Work required >>
Collect all the lines that mention the word "Taft".

[Data records]
►
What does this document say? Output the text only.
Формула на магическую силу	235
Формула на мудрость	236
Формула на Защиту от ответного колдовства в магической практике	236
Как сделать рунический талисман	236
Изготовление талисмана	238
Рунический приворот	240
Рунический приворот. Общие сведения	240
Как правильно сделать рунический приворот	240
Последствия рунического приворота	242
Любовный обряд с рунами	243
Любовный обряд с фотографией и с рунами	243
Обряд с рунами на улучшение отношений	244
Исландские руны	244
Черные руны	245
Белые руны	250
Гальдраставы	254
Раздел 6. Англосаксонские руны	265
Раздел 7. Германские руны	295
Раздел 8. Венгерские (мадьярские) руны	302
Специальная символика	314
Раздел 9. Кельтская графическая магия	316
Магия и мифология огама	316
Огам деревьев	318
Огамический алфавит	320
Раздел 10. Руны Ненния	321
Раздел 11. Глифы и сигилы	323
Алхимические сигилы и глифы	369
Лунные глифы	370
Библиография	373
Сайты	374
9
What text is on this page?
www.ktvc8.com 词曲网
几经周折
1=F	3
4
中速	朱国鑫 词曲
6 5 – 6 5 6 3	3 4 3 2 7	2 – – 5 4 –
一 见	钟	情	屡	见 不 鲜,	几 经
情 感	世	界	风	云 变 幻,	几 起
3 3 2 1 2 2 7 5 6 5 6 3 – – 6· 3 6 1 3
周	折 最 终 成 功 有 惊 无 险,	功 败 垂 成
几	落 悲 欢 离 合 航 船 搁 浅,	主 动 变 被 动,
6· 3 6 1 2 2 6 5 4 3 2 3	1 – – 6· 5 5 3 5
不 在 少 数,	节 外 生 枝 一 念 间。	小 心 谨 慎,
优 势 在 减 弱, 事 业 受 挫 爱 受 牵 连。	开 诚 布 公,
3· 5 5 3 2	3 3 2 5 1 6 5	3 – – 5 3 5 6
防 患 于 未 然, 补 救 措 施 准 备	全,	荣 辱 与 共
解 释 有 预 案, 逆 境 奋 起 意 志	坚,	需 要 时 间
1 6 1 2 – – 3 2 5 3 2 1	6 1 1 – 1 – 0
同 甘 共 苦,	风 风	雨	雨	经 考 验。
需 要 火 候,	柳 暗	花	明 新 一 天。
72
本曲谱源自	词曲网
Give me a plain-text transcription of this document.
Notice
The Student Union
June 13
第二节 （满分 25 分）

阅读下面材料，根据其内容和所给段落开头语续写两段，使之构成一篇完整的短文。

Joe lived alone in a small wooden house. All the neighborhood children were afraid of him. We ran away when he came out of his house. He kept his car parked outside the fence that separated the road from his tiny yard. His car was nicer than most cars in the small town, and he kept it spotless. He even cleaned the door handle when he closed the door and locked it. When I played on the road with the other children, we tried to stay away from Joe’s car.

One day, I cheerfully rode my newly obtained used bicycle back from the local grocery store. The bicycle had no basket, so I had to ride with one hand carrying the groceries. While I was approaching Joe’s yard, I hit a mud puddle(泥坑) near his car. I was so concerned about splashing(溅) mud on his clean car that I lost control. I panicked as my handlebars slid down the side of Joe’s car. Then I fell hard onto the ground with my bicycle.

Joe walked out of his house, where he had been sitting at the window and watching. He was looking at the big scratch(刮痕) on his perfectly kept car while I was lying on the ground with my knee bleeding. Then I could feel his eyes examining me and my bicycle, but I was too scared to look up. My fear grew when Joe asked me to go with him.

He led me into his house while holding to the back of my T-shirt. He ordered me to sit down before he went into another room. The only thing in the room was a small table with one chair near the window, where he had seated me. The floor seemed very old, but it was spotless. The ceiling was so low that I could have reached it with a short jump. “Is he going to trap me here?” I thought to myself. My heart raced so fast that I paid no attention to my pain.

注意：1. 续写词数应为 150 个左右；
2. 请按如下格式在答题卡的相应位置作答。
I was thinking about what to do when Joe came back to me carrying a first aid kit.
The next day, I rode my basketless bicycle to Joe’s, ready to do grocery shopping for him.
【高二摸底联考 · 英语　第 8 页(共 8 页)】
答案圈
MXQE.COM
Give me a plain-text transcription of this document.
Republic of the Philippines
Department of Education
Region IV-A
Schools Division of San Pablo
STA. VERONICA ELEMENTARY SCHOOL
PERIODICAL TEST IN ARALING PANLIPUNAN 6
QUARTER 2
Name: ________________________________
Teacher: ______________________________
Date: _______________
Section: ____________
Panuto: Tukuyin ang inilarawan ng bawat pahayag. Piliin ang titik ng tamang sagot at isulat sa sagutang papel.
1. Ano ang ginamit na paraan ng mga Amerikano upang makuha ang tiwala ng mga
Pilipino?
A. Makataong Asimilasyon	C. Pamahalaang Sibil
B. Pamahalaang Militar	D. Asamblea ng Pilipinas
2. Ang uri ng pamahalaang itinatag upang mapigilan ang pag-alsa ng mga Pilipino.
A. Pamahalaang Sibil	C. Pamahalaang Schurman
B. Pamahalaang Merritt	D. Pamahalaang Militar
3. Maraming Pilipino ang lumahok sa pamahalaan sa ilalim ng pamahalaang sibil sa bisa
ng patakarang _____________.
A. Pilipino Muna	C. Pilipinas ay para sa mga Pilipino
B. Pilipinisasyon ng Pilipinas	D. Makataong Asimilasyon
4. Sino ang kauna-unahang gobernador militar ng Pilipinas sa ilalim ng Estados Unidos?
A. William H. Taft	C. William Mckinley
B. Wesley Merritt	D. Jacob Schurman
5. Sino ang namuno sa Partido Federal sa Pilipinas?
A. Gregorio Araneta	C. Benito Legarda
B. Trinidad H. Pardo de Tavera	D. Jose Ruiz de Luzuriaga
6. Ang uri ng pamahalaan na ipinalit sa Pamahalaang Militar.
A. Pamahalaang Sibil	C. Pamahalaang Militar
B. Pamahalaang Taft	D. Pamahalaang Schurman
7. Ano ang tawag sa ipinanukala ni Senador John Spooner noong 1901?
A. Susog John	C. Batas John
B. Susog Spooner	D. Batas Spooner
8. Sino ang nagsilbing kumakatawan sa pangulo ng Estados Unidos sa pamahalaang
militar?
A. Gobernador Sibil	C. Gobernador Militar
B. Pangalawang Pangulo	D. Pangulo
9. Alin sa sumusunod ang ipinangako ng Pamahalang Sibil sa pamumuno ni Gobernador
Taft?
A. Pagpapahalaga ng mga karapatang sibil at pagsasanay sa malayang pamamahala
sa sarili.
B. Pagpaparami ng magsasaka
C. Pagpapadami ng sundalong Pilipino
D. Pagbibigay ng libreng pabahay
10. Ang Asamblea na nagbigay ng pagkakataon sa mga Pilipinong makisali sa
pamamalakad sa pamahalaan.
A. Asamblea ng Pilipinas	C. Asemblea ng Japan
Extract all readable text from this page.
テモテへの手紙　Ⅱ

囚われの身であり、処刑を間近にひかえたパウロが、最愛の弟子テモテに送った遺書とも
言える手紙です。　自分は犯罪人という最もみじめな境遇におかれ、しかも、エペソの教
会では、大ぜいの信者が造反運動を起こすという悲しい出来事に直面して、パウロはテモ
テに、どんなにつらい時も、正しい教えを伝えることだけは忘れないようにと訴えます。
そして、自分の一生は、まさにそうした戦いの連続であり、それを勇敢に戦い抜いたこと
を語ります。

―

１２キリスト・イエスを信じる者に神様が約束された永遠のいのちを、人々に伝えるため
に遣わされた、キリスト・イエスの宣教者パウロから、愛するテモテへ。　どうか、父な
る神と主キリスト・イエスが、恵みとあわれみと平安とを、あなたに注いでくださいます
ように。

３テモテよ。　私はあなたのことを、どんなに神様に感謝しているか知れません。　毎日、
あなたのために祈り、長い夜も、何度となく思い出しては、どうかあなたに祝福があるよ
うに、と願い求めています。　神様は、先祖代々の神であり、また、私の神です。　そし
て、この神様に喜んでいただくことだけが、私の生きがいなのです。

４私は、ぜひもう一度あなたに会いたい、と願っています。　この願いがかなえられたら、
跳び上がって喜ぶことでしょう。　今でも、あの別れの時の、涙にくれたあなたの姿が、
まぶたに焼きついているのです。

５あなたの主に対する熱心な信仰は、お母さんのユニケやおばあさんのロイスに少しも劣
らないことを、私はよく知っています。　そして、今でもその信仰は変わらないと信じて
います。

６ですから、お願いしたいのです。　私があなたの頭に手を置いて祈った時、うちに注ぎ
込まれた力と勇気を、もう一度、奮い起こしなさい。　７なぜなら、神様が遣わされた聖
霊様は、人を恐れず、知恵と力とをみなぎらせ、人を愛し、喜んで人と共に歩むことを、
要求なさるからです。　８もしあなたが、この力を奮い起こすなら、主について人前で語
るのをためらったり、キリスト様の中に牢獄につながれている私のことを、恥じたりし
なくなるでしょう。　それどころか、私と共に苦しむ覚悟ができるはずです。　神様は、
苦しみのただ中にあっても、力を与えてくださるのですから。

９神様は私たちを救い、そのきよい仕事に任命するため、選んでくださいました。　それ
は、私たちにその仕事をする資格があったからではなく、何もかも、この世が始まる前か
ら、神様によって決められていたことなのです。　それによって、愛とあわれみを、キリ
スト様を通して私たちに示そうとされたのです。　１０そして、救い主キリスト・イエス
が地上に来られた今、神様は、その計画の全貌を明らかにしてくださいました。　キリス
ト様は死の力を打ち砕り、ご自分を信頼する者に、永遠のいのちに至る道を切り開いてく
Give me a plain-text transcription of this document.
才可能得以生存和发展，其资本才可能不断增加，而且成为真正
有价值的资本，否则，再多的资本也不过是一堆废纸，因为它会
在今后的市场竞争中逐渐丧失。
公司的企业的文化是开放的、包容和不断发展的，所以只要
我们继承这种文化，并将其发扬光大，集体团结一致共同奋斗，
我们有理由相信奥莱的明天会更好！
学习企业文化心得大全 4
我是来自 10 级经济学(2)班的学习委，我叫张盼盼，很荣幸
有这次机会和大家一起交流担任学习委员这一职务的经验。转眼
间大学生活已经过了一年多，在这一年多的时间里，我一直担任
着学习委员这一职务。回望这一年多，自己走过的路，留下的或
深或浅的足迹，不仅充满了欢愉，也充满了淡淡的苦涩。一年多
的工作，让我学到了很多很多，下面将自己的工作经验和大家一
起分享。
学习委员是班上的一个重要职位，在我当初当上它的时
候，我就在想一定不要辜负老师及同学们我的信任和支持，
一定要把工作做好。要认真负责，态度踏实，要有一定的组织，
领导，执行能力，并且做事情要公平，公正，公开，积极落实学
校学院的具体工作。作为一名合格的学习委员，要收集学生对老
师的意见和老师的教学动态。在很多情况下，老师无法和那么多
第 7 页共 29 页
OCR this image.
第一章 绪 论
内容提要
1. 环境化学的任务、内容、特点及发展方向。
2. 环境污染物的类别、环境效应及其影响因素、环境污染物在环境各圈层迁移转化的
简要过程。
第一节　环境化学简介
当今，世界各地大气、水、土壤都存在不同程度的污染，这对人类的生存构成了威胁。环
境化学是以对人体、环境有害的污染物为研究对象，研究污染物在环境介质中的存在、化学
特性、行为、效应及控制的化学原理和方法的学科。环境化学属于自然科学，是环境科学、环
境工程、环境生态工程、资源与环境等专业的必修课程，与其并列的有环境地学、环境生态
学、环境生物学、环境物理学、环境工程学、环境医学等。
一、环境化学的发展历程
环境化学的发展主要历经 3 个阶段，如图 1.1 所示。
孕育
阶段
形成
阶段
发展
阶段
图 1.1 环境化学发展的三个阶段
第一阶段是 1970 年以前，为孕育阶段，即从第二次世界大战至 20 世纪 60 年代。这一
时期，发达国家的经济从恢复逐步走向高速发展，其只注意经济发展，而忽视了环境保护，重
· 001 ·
◄
Written reply >>
A. William H. Taft	C. William Mckinley
B. Pamahalaang Taft	D. Pamahalaang Schurman
Taft?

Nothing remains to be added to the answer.